__Exercise instructions__
Copy all the material below, exactly as it stands.

· · · · ·

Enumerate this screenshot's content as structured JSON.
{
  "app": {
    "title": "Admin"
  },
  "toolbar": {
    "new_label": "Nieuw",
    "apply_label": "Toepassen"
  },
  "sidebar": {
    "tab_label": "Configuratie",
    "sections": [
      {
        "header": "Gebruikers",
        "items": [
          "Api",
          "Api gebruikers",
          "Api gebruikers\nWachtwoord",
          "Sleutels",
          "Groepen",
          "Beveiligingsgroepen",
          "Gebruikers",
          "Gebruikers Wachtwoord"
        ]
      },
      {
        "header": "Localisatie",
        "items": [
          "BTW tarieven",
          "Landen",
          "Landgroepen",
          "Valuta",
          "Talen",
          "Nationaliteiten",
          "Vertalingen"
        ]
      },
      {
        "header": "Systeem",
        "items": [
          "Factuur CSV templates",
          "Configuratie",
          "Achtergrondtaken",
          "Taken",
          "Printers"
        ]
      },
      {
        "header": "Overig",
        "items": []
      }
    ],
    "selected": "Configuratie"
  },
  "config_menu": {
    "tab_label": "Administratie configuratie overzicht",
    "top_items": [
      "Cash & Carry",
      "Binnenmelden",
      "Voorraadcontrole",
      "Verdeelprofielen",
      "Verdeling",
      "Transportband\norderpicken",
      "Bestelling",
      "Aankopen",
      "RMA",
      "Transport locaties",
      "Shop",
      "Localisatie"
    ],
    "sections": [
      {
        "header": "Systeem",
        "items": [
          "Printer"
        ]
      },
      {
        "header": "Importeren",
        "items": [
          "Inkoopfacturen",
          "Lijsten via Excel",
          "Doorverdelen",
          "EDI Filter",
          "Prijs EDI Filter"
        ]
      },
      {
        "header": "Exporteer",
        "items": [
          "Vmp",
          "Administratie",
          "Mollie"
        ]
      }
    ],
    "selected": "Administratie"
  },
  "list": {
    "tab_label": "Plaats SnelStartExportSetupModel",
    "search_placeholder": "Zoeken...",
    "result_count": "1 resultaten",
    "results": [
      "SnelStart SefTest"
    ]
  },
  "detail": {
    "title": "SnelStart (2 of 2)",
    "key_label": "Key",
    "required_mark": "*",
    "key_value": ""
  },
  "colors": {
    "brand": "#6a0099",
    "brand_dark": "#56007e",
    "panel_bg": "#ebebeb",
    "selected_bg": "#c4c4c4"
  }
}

· · · · ·

__Complete response__
Enumerate this screenshot's content as structured JSON.
{
  "app": {
    "title": "Admin"
  },
  "toolbar": {
    "new_label": "Nieuw",
    "apply_label": "Toepassen"
  },
  "sidebar": {
    "tab_label": "Configuratie",
    "sections": [
      {
        "header": "Gebruikers",
        "items": [
          "Api",
          "Api gebruikers",
          "Api gebruikers\nWachtwoord",
          "Sleutels",
          "Groepen",
          "Beveiligingsgroepen",
          "Gebruikers",
          "Gebruikers Wachtwoord"
        ]
      },
      {
        "header": "Localisatie",
        "items": [
          "BTW tarieven",
          "Landen",
          "Landgroepen",
          "Valuta",
          "Talen",
          "Nationaliteiten",
          "Vertalingen"
        ]
      },
      {
        "header": "Systeem",
        "items": [
          "Factuur CSV templates",
          "Configuratie",
          "Achtergrondtaken",
          "Taken",
          "Printers"
        ]
      },
      {
        "header": "Overig",
        "items": []
      }
    ],
    "selected": "Configuratie"
  },
  "config_menu": {
    "tab_label": "Administratie configuratie overzicht",
    "top_items": [
      "Cash & Carry",
      "Binnenmelden",
      "Voorraadcontrole",
      "Verdeelprofielen",
      "Verdeling",
      "Transportband\norderpicken",
      "Bestelling",
      "Aankopen",
      "RMA",
      "Transport locaties",
      "Shop",
      "Localisatie"
    ],
    "sections": [
      {
        "header": "Systeem",
        "items": [
          "Printer"
        ]
      },
      {
        "header": "Importeren",
        "items": [
          "Inkoopfacturen",
          "Lijsten via Excel",
          "Doorverdelen",
          "EDI Filter",
          "Prijs EDI Filter"
        ]
      },
      {
        "header": "Exporteer",
        "items": [
          "Vmp",
          "Administratie",
          "Mollie"
        ]
      }
    ],
    "selected": "Administratie"
  },
  "list": {
    "tab_label": "Plaats SnelStartExportSetupModel",
    "search_placeholder": "Zoeken...",
    "result_count": "1 resultaten",
    "results": [
      "SnelStart SefTest"
    ]
  },
  "detail": {
    "title": "SnelStart (2 of 2)",
    "key_label": "Key",
    "required_mark": "*",
    "key_value": ""
  },
  "colors": {
    "brand": "#6a0099",
    "brand_dark": "#56007e",
    "panel_bg": "#ebebeb",
    "selected_bg": "#c4c4c4"
  }
}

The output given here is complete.